## Given task
Take from the listing each line that has the string "concentración".

"""

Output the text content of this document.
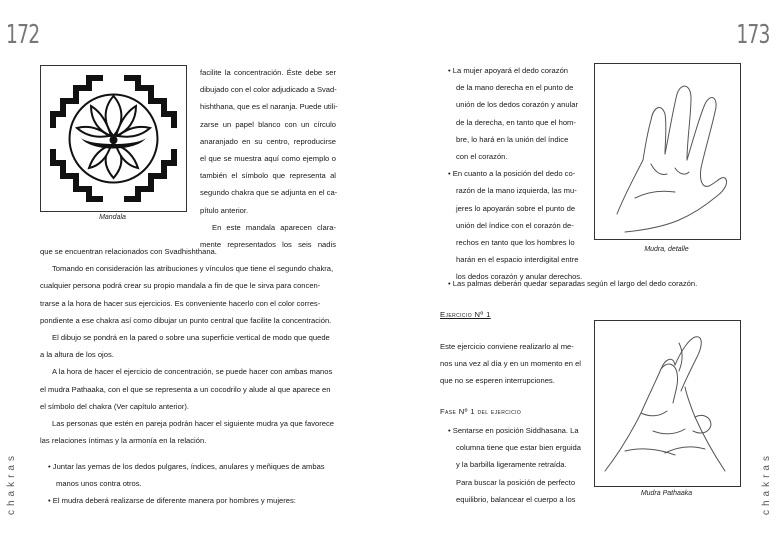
172
chakras
Mandala
facilite la concentración. Éste debe ser
dibujado con el color adjudicado a Svad-
hishthana, que es el naranja. Puede utili-
zarse un papel blanco con un círculo
anaranjado en su centro, reproducirse
el que se muestra aquí como ejemplo o
también el símbolo que representa al
segundo chakra que se adjunta en el ca-
pítulo anterior.
En este mandala aparecen clara-
mente representados los seis nadis
que se encuentran relacionados con Svadhishthana.
Tomando en consideración las atribuciones y vínculos que tiene el segundo chakra,
cualquier persona podrá crear su propio mandala a fin de que le sirva para concen-
trarse a la hora de hacer sus ejercicios. Es conveniente hacerlo con el color corres-
pondiente a ese chakra así como dibujar un punto central que facilite la concentración.
El dibujo se pondrá en la pared o sobre una superficie vertical de modo que quede
a la altura de los ojos.
A la hora de hacer el ejercicio de concentración, se puede hacer con ambas manos
el mudra Pathaaka, con el que se representa a un cocodrilo y alude al que aparece en
el símbolo del chakra (Ver capítulo anterior).
Las personas que estén en pareja podrán hacer el siguiente mudra ya que favorece
las relaciones íntimas y la armonía en la relación.
• Juntar las yemas de los dedos pulgares, índices, anulares y meñiques de ambas
manos unos contra otros.
• El mudra deberá realizarse de diferente manera por hombres y mujeres:
173
chakras
• La mujer apoyará el dedo corazón
de la mano derecha en el punto de
unión de los dedos corazón y anular
de la derecha, en tanto que el hom-
bre, lo hará en la unión del índice
con el corazón.
• En cuanto a la posición del dedo co-
razón de la mano izquierda, las mu-
jeres lo apoyarán sobre el punto de
unión del índice con el corazón de-
rechos en tanto que los hombres lo
harán en el espacio interdigital entre
los dedos corazón y anular derechos.
• Las palmas deberán quedar separadas según el largo del dedo corazón.
Mudra, detalle
Ejercicio Nº 1
Este ejercicio conviene realizarlo al me-
nos una vez al día y en un momento en el
que no se esperen interrupciones.
Fase Nº 1 del ejercicio
• Sentarse en posición Siddhasana. La
columna tiene que estar bien erguida
y la barbilla ligeramente retraída.
Para buscar la posición de perfecto
equilibrio, balancear el cuerpo a los
Mudra Pathaaka
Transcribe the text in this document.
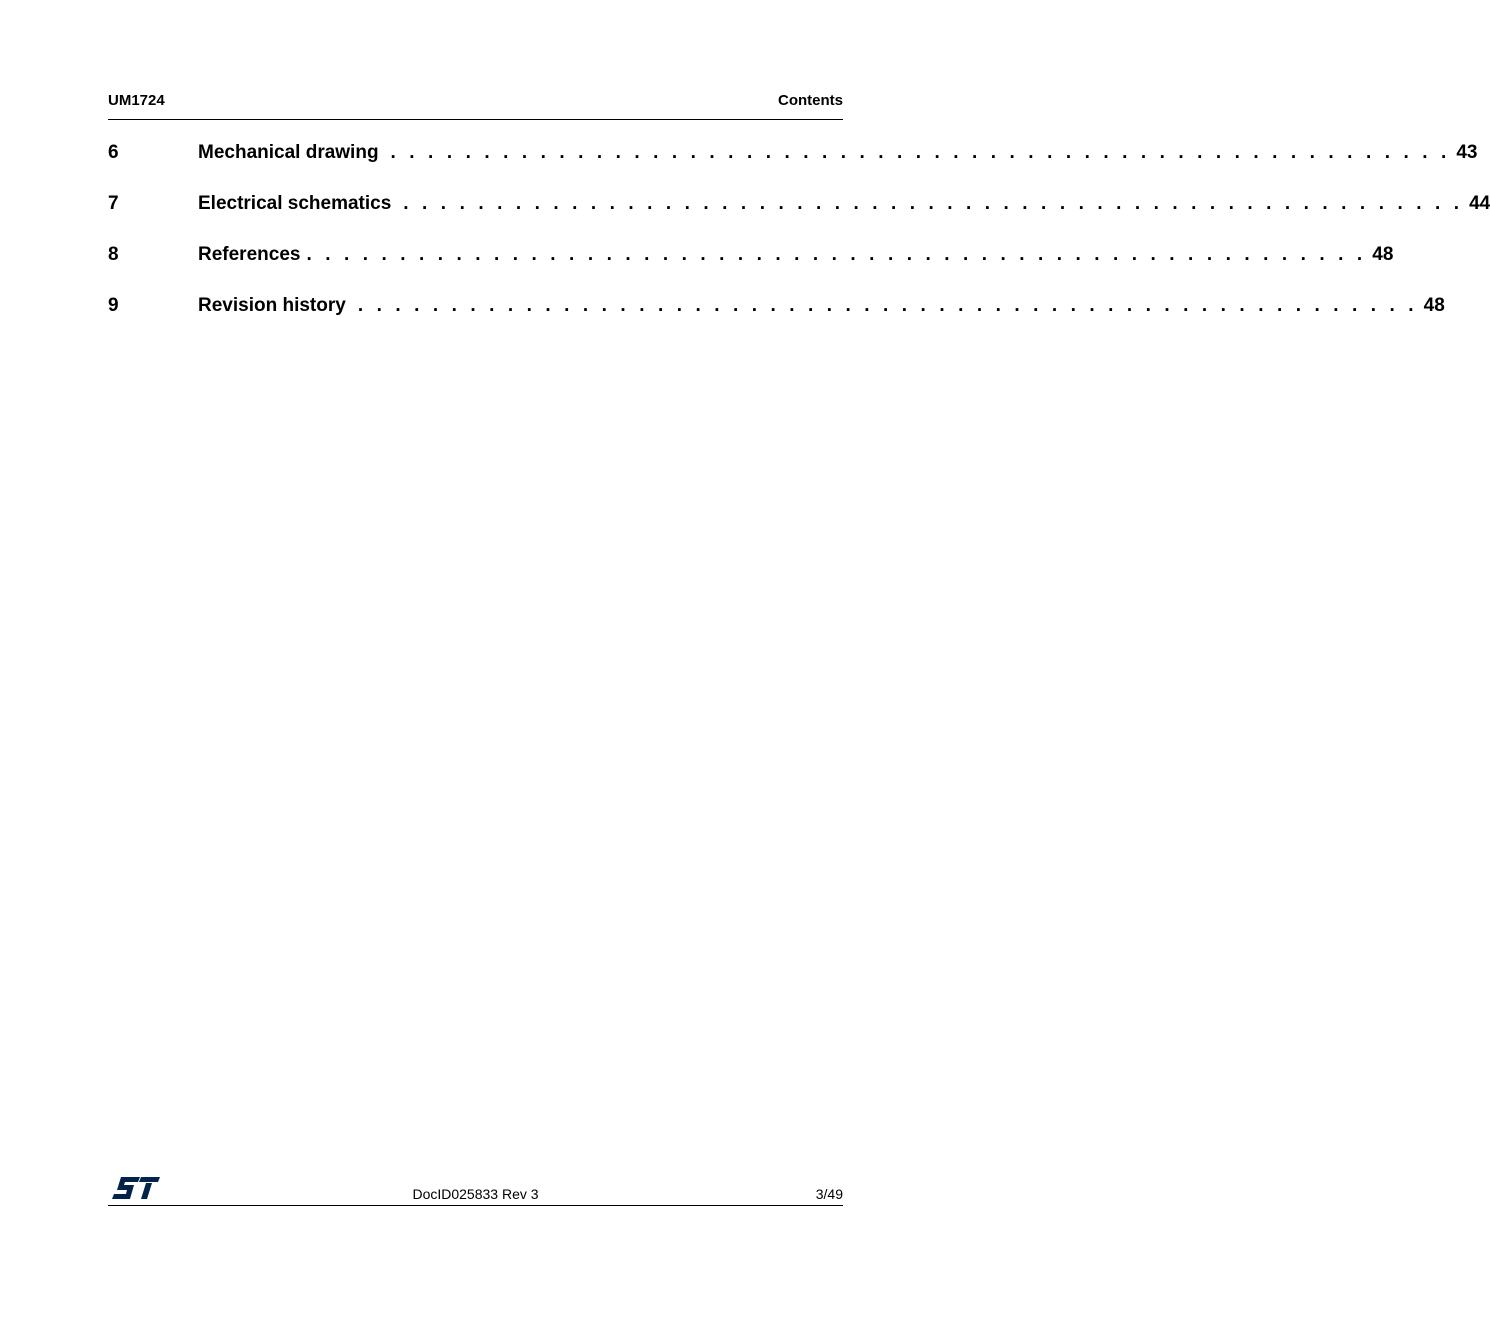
UM1724	Contents
6	Mechanical drawing . . . . . . . . . . . . . . . . . . . . . . . . . . . . . . . . . . . . . . . . . . . . . . . . . . . . . . . . . 43
7	Electrical schematics . . . . . . . . . . . . . . . . . . . . . . . . . . . . . . . . . . . . . . . . . . . . . . . . . . . . . . . . . 44
8	References . . . . . . . . . . . . . . . . . . . . . . . . . . . . . . . . . . . . . . . . . . . . . . . . . . . . . . . . . 48
9	Revision history . . . . . . . . . . . . . . . . . . . . . . . . . . . . . . . . . . . . . . . . . . . . . . . . . . . . . . . . . 48
DocID025833 Rev 3	3/49
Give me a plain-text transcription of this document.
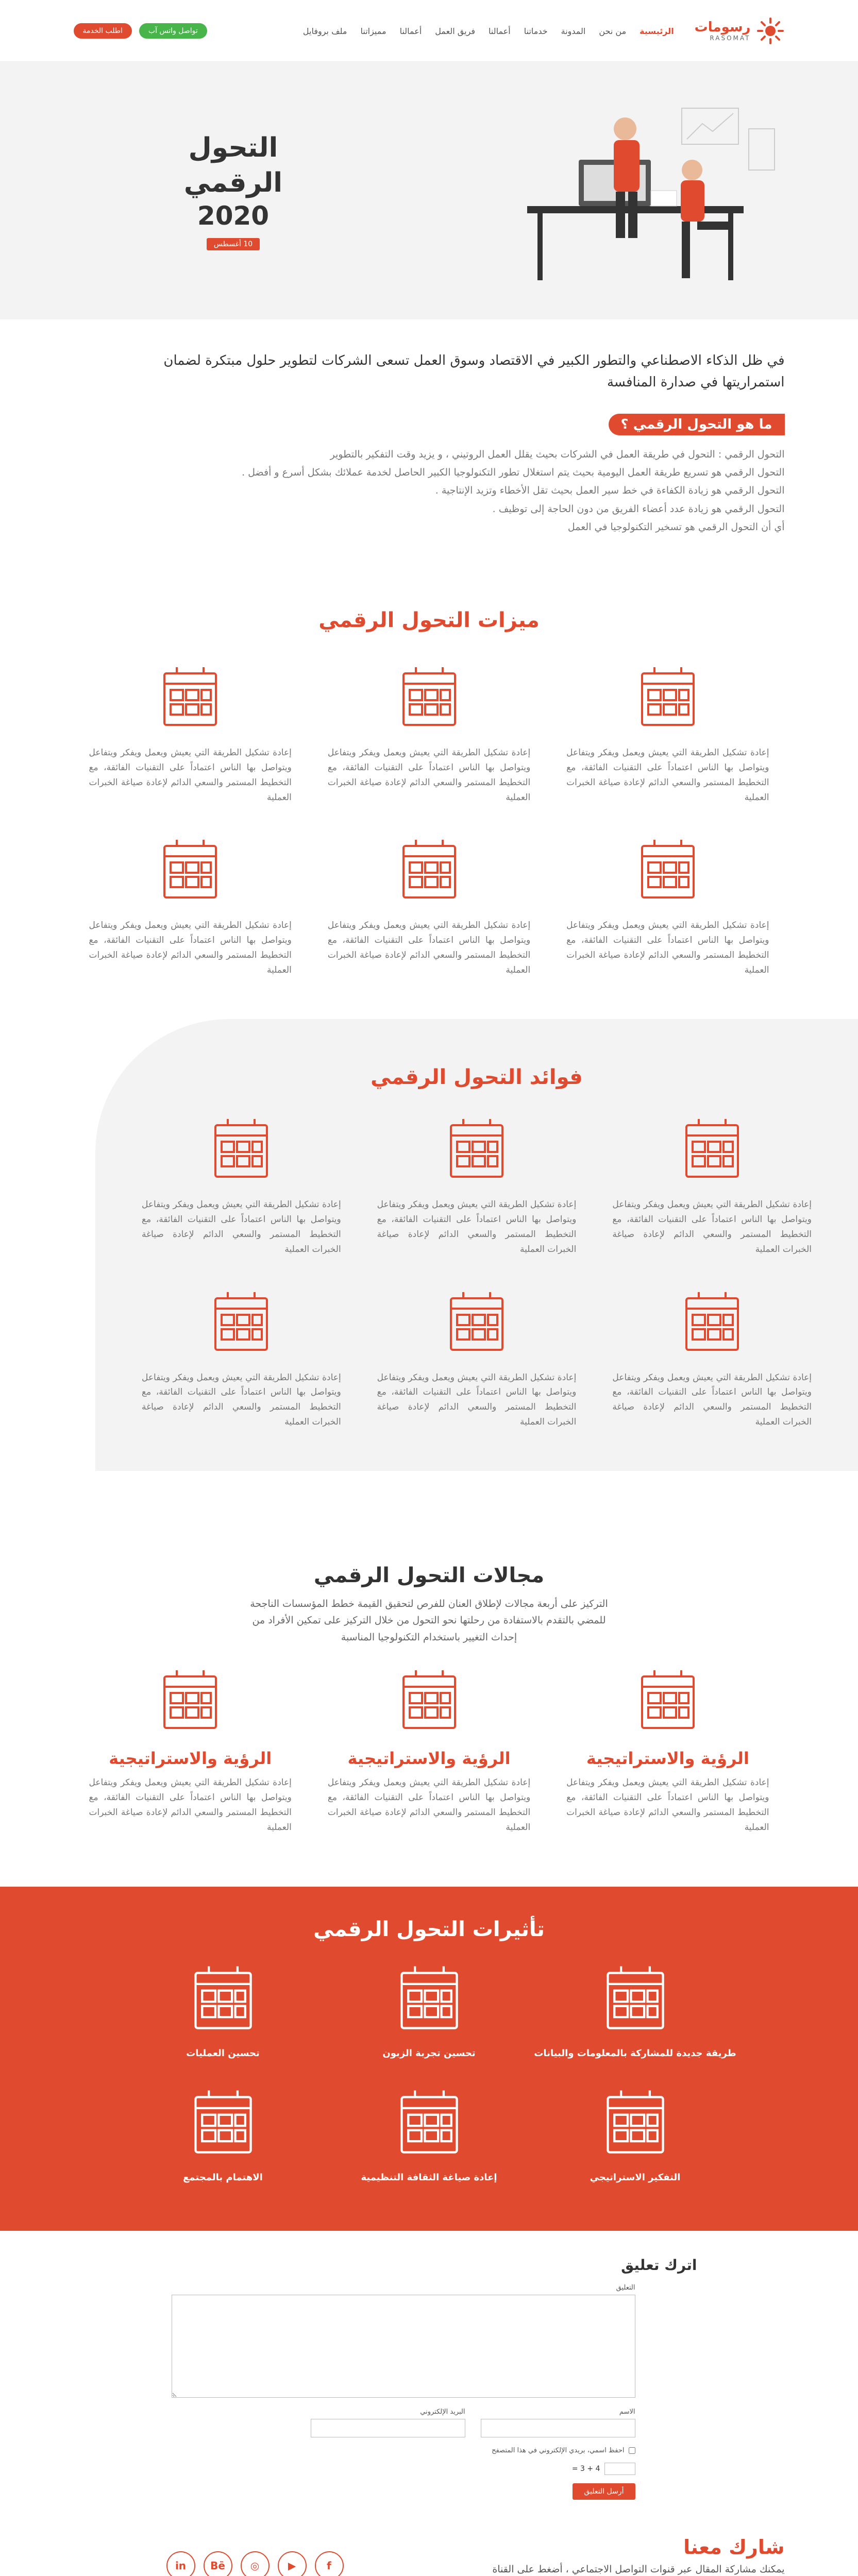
رسومات
RASOMAT
الرئيسية
من نحن
المدونة
خدماتنا
أعمالنا
فريق العمل
أعمالنا
مميزاتنا
ملف بروفايل
تواصل واتس آب
اطلب الخدمة
التحول الرقمي
2020
10 أغسطس

في ظل الذكاء الاصطناعي والتطور الكبير في الاقتصاد وسوق العمل تسعى الشركات لتطوير حلول مبتكرة لضمان استمراريتها في صدارة المنافسة

ما هو التحول الرقمي ؟

التحول الرقمي : التحول في طريقة العمل في الشركات بحيث يقلل العمل الروتيني ، و يزيد وقت التفكير بالتطوير

التحول الرقمي هو تسريع طريقة العمل اليومية بحيث يتم استغلال تطور التكنولوجيا الكبير الحاصل لخدمة عملائك بشكل أسرع و أفضل .

التحول الرقمي هو زيادة الكفاءة في خط سير العمل بحيث تقل الأخطاء وتزيد الإنتاجية .

التحول الرقمي هو زيادة عدد أعضاء الفريق من دون الحاجة إلى توظيف .

أي أن التحول الرقمي هو تسخير التكنولوجيا في العمل

ميزات التحول الرقمي

إعادة تشكيل الطريقة التي يعيش ويعمل ويفكر ويتفاعل ويتواصل بها الناس اعتماداً على التقنيات الفائقة، مع التخطيط المستمر والسعي الدائم لإعادة صياغة الخبرات العملية

إعادة تشكيل الطريقة التي يعيش ويعمل ويفكر ويتفاعل ويتواصل بها الناس اعتماداً على التقنيات الفائقة، مع التخطيط المستمر والسعي الدائم لإعادة صياغة الخبرات العملية

إعادة تشكيل الطريقة التي يعيش ويعمل ويفكر ويتفاعل ويتواصل بها الناس اعتماداً على التقنيات الفائقة، مع التخطيط المستمر والسعي الدائم لإعادة صياغة الخبرات العملية

إعادة تشكيل الطريقة التي يعيش ويعمل ويفكر ويتفاعل ويتواصل بها الناس اعتماداً على التقنيات الفائقة، مع التخطيط المستمر والسعي الدائم لإعادة صياغة الخبرات العملية

إعادة تشكيل الطريقة التي يعيش ويعمل ويفكر ويتفاعل ويتواصل بها الناس اعتماداً على التقنيات الفائقة، مع التخطيط المستمر والسعي الدائم لإعادة صياغة الخبرات العملية

إعادة تشكيل الطريقة التي يعيش ويعمل ويفكر ويتفاعل ويتواصل بها الناس اعتماداً على التقنيات الفائقة، مع التخطيط المستمر والسعي الدائم لإعادة صياغة الخبرات العملية

فوائد التحول الرقمي

إعادة تشكيل الطريقة التي يعيش ويعمل ويفكر ويتفاعل ويتواصل بها الناس اعتماداً على التقنيات الفائقة، مع التخطيط المستمر والسعي الدائم لإعادة صياغة الخبرات العملية

إعادة تشكيل الطريقة التي يعيش ويعمل ويفكر ويتفاعل ويتواصل بها الناس اعتماداً على التقنيات الفائقة، مع التخطيط المستمر والسعي الدائم لإعادة صياغة الخبرات العملية

إعادة تشكيل الطريقة التي يعيش ويعمل ويفكر ويتفاعل ويتواصل بها الناس اعتماداً على التقنيات الفائقة، مع التخطيط المستمر والسعي الدائم لإعادة صياغة الخبرات العملية

إعادة تشكيل الطريقة التي يعيش ويعمل ويفكر ويتفاعل ويتواصل بها الناس اعتماداً على التقنيات الفائقة، مع التخطيط المستمر والسعي الدائم لإعادة صياغة الخبرات العملية

إعادة تشكيل الطريقة التي يعيش ويعمل ويفكر ويتفاعل ويتواصل بها الناس اعتماداً على التقنيات الفائقة، مع التخطيط المستمر والسعي الدائم لإعادة صياغة الخبرات العملية

إعادة تشكيل الطريقة التي يعيش ويعمل ويفكر ويتفاعل ويتواصل بها الناس اعتماداً على التقنيات الفائقة، مع التخطيط المستمر والسعي الدائم لإعادة صياغة الخبرات العملية

مجالات التحول الرقمي

التركيز على أربعة مجالات لإطلاق العنان للفرص لتحقيق القيمة خطط المؤسسات الناجحة للمضي بالتقدم بالاستفادة من رحلتها نحو التحول من خلال التركيز على تمكين الأفراد من إحداث التغيير باستخدام التكنولوجيا المناسبة

الرؤية والاستراتيجية

إعادة تشكيل الطريقة التي يعيش ويعمل ويفكر ويتفاعل ويتواصل بها الناس اعتماداً على التقنيات الفائقة، مع التخطيط المستمر والسعي الدائم لإعادة صياغة الخبرات العملية

الرؤية والاستراتيجية

إعادة تشكيل الطريقة التي يعيش ويعمل ويفكر ويتفاعل ويتواصل بها الناس اعتماداً على التقنيات الفائقة، مع التخطيط المستمر والسعي الدائم لإعادة صياغة الخبرات العملية

الرؤية والاستراتيجية

إعادة تشكيل الطريقة التي يعيش ويعمل ويفكر ويتفاعل ويتواصل بها الناس اعتماداً على التقنيات الفائقة، مع التخطيط المستمر والسعي الدائم لإعادة صياغة الخبرات العملية

تأثيرات التحول الرقمي
طريقة جديدة للمشاركة بالمعلومات والبيانات
تحسين تجربة الزبون
تحسين العمليات
التفكير الاستراتيجي
إعادة صياغة الثقافة التنظيمية
الاهتمام بالمجتمع
اترك تعليق
التعليق
الاسم
البريد الإلكتروني
احفظ اسمي، بريدي الإلكتروني في هذا المتصفح
4 + 3 =
أرسل التعليق
شارك معنا
يمكنك مشاركة المقال عبر قنوات التواصل الاجتماعي ، أضغط على القناة
f
▶
◎
Bē
in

"""

## Written answer
facilite la concentración. Éste debe ser
pondiente a ese chakra así como dibujar un punto central que facilite la concentración.
A la hora de hacer el ejercicio de concentración, se puede hacer con ambas manos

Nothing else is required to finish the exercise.